A Comunicação Social deu, há quase oito dias, conta
à opinião pública de que uma denúncia, através de um blogue anónimo, de abusos
sexuais por um membro do clero e pedofilia, que se propagou nas redes sociais,
levou a católica hierarquia coimbrã a pedir mais informações via internet e
que, por consequência, a PJ (Polícia Judiciária)
iniciara a conveniente investigação, dado tratar-se de crime público.
No comunicado adrede
divulgado na Net, a diocese de Coimbra pede a quem tiver informações sobre
situações concretas [abuso de menores por membro do clero] que se dirija ao padre vigário-geral
através dos contactos ali especificados e identificados, designadamente um
telemóvel e um e-mail.
O referido vigário-geral
justifica-se:
“Demos conta de uma
denúncia anónima que se avolumou em muito pouco tempo e, por essa razão,
tivemos a iniciativa de apresentar publicamente essa informação e de esclarecer
as suspeitas”.
É uma queixa recente,
embora o caso tenha dois anos, mas foi o facto de rapidamente ter transbordado
as paredes da casa episcopal e ser objeto de comentários locais que levou a hierarquia
da Igreja Católica de Coimbra a apelar à denúncia de casos de pedofilia,
através daquele comunicado no passado dia 16 de julho.
O hierarca esclarece que
têm conhecimento de um caso, sabem quem é o alegado abusador, mas que não tomam
medidas enquanto não tiverem os resultados do inquérito interno. Porém,
adiantou que se iniciará “a investigação o mais rápido possível”, assegurou que
o comunicado fora “o primeiro passo” e sublinhou o desejo de “total
transparência e de boa vontade em colaborar com as autoridades e em apoiar as
eventuais vítimas”.

- **Tarefa 1**:
Transcreva o trecho da notícia sobre a diocese de Coimbra desde "iniciara a conveniente" até "e um e-mail.".
- **Tarefa 2**:
Segundo a notícia sobre a diocese de Coimbra, em que dia foi divulgado o comunicado que apelava à denúncia de casos de pedofilia?
- **Tarefa 3**:
Prossiga a notícia sobre a denúncia à diocese de Coimbra a partir da última frase apresentada.

- **Dados da listagem**:
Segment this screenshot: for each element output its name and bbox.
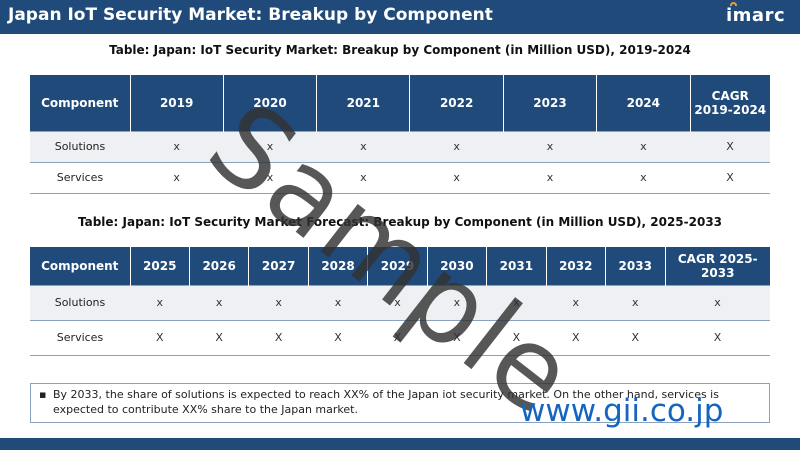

- **Resultado do exercício 1**:
iniciara a conveniente investigação, dado tratar-se de crime público.
No comunicado adrede
divulgado na Net, a diocese de Coimbra pede a quem tiver informações sobre
situações concretas [abuso de menores por membro do clero] que se dirija ao padre vigário-geral
através dos contactos ali especificados e identificados, designadamente um
telemóvel e um e-mail.

- **Resultado do exercício 2**:
No dia 16 de julho.

- **Resultado do exercício 3**:
Embora não tenha sido
feita queixa na PJ, a mesma polícia de investigação criminal, depois de
conhecer o comunicado contactou as estruturas da diocese.
Foi recordado que, enquanto
crime público, o abuso sexual de menores não depende de queixa, pelo que a
Polícia Judiciária “vai iniciar uma investigação” ao caso. Todavia, a
Comunicação Social que reportava o caso declarava que nem a PJ nem a diocese tinham
recebido qualquer denúncia.
O padre vigário geral não
explicou se os factos relatados são tão evidentes que justifiquem o apelo à
denúncia. E, mesmo confrontado com o facto de ter sido lançado um alerta antes
da confirmação da veracidade das queixas, aduziu o respeito pelas diretrizes da
CEP (Conferência
Episcopal Portuguesa), que seguem a linha do Vaticano, encimada pelo Papa Francisco, para
quem “a preocupação pela segurança dos menores é uma prioridade para a Igreja”.
***
Ora, a CEP aprovou em
abril de 2012 as “diretrizes referentes ao tratamento dos casos de abuso sexual
de menores por parte de membros do clero ou praticados no âmbito da atividade
de pessoas jurídicas canónicas”. Também estabelece que, “em face da notícia de
verificação de indícios ou evidências de situações de abuso de menores e uma
vez obtido o conselho de técnicos habilitados, deverá ser feita uma avaliação
da situação relatada, ouvindo os denunciantes, a eventual vítima e o visado”.
Só depois serão qualificados os factos em face do direito canónico e da
jurisdição portuguesa para tomar medidas.
Face ao sucedido em
concreto, os responsáveis da CEP não comentaram a decisão da diocese de
Coimbra, salientando que as dioceses têm total autonomia.
***
A gravidade do tema impõe
uma reflexão tão compreensiva como crítica. Com efeito, qualquer pessoa de bom
senso tem de qualificar inequivocamente o abuso sexual de menores e, sobretudo,
a pedofilia como um dos crimes mais sensíveis do ponto de vista ético, físico,
psíquico e social (Contudo, mal haja quem atribuiu um vocábulo tão bonito –
pedofilia, a amizade pela criança – a um crime tão hediondo!). É também óbvio que o
membro do clero que sucumbe à tentação de cometer um crime destes coloca-se na
direção totalmente oposta ao ser sacerdotal e à missão ministerial de que está
incumbido e, pelo menos em tese, merece especial censura.
Todavia, nem por isso nem
por se tratar de crime público, podem os hierarcas tomar legítima e facilmente
as atitudes plausíveis para a opinião pública ou, como sói dizer-se,
politicamente corretas. E não podem meter no mesmo saco pedofilia e abuso
sexual de menores.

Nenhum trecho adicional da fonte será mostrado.